▸ **What is being asked**: Exactly and only the lines from the one containing "Extract the structured" through the close of the entries below are to be set down.

### Material supplied ###

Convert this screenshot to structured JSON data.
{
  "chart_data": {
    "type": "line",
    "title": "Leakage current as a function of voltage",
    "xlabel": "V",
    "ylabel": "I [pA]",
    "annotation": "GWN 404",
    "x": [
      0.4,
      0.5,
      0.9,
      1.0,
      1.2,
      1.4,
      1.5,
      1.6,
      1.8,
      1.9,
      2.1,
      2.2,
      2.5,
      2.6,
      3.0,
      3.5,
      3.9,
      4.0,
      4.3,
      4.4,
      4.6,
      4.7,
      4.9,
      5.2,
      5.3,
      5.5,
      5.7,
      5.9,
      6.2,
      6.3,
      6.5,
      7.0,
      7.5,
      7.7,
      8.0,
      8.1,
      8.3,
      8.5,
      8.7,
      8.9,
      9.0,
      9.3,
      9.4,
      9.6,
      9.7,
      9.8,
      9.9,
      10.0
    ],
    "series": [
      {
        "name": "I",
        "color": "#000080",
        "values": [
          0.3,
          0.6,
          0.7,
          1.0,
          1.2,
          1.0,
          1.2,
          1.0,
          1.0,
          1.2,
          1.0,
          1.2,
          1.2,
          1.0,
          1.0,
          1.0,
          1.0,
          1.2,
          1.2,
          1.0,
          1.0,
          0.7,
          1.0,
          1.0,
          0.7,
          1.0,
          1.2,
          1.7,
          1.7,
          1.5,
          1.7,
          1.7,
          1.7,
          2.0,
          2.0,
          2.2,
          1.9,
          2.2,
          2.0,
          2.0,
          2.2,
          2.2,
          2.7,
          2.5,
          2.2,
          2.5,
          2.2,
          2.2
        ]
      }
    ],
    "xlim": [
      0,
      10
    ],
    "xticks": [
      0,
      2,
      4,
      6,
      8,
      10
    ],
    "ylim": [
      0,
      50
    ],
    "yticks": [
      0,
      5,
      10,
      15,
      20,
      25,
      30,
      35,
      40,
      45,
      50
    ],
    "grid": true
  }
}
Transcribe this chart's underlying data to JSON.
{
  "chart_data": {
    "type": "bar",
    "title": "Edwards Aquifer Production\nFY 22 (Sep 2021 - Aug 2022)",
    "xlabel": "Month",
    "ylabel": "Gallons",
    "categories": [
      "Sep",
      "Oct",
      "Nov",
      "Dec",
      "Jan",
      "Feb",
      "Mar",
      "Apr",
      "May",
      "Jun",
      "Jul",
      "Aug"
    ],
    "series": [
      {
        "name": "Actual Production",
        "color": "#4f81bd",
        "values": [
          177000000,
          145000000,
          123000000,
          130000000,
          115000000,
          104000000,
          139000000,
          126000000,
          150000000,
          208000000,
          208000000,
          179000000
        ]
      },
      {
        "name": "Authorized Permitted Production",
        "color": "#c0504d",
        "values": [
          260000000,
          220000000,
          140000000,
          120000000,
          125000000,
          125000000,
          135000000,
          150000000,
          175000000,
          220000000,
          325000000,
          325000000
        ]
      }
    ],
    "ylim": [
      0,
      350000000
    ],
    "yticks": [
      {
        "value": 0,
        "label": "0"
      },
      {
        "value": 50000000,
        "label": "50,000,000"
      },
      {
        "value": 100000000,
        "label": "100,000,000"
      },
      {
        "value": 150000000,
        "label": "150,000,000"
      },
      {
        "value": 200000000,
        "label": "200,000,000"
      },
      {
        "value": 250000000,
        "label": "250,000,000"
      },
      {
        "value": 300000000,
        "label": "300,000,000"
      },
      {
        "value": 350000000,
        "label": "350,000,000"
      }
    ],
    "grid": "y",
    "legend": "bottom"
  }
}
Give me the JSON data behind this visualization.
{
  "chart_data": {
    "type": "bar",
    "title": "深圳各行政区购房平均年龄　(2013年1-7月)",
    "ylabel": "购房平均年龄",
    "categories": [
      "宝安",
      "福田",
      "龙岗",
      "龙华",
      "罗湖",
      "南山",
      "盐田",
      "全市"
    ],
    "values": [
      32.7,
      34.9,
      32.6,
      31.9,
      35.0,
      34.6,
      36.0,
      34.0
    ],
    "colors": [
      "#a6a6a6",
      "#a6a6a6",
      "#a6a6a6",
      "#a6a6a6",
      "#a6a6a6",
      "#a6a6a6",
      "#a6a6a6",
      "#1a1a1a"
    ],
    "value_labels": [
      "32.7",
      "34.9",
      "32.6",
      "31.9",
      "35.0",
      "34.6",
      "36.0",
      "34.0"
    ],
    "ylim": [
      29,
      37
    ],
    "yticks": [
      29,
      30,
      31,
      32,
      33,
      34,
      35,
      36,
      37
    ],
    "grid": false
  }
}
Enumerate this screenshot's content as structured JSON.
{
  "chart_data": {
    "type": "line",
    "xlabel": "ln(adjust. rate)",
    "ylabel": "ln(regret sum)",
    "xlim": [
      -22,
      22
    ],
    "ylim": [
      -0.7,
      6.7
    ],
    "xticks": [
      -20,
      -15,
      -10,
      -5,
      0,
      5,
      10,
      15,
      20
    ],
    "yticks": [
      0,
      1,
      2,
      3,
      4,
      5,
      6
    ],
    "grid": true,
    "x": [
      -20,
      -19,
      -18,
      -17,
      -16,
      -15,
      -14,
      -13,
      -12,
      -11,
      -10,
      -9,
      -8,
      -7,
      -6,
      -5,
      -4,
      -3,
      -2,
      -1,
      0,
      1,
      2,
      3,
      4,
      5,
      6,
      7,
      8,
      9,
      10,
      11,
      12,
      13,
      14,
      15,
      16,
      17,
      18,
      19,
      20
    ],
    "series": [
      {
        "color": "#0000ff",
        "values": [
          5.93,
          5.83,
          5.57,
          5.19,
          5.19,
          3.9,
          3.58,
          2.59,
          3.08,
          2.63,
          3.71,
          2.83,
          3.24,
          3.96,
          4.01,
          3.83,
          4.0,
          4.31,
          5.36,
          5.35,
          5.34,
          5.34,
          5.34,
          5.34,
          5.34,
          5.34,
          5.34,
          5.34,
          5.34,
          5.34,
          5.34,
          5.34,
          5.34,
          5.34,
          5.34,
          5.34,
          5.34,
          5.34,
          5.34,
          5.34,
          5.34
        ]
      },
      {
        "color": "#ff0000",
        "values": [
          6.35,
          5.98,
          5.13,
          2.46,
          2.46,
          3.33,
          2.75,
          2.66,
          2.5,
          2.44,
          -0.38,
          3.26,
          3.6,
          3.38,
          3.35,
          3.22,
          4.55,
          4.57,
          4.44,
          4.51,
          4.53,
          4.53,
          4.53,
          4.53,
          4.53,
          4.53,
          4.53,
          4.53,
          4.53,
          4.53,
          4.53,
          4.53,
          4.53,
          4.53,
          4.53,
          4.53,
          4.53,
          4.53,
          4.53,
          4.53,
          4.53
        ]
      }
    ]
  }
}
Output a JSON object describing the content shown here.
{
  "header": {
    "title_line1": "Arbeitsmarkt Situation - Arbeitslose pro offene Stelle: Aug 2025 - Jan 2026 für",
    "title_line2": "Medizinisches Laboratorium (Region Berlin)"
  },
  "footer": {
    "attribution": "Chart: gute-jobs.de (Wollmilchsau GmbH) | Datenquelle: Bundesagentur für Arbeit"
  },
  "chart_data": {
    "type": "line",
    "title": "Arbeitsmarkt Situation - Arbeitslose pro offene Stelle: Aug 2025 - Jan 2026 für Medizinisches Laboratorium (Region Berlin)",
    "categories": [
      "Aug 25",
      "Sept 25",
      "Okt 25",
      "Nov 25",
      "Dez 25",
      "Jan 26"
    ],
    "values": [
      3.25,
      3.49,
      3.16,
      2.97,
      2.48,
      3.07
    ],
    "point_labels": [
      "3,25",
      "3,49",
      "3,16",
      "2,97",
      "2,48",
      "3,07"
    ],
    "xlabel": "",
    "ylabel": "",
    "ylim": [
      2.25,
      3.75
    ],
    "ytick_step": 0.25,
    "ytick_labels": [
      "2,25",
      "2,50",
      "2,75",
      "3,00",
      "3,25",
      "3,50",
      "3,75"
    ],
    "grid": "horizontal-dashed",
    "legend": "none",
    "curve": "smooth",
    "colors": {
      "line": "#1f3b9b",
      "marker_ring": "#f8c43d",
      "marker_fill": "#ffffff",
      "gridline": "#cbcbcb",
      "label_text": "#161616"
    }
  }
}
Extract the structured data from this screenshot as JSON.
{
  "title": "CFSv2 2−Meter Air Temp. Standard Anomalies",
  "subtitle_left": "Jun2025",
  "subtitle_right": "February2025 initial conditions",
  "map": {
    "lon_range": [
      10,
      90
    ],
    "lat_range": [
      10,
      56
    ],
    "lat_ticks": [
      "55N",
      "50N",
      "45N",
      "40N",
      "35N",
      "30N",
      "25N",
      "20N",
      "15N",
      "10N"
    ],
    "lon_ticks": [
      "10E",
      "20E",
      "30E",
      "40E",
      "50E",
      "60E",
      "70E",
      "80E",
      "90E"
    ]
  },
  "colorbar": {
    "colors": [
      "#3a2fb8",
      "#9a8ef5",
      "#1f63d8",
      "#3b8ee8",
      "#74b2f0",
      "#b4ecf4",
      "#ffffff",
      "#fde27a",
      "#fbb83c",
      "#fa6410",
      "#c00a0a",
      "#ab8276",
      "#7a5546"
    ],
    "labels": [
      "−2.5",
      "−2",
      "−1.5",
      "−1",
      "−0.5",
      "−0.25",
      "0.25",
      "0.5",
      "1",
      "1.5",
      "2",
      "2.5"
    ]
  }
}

###

▸ **Result**:
Extract the structured data from this screenshot as JSON.
{
  "title": "CFSv2 2−Meter Air Temp. Standard Anomalies",
  "subtitle_left": "Jun2025",
  "subtitle_right": "February2025 initial conditions",
  "map": {
    "lon_range": [
      10,
      90
    ],
    "lat_range": [
      10,
      56
    ],
    "lat_ticks": [
      "55N",
      "50N",
      "45N",
      "40N",
      "35N",
      "30N",
      "25N",
      "20N",
      "15N",
      "10N"
    ],
    "lon_ticks": [
      "10E",
      "20E",
      "30E",
      "40E",
      "50E",
      "60E",
      "70E",
      "80E",
      "90E"
    ]
  },
  "colorbar": {
    "colors": [
      "#3a2fb8",
      "#9a8ef5",
      "#1f63d8",
      "#3b8ee8",
      "#74b2f0",
      "#b4ecf4",
      "#ffffff",
      "#fde27a",
      "#fbb83c",
      "#fa6410",
      "#c00a0a",
      "#ab8276",
      "#7a5546"
    ],
    "labels": [
      "−2.5",
      "−2",
      "−1.5",
      "−1",
      "−0.5",
      "−0.25",
      "0.25",
      "0.5",
      "1",
      "1.5",
      "2",
      "2.5"
    ]
  }
}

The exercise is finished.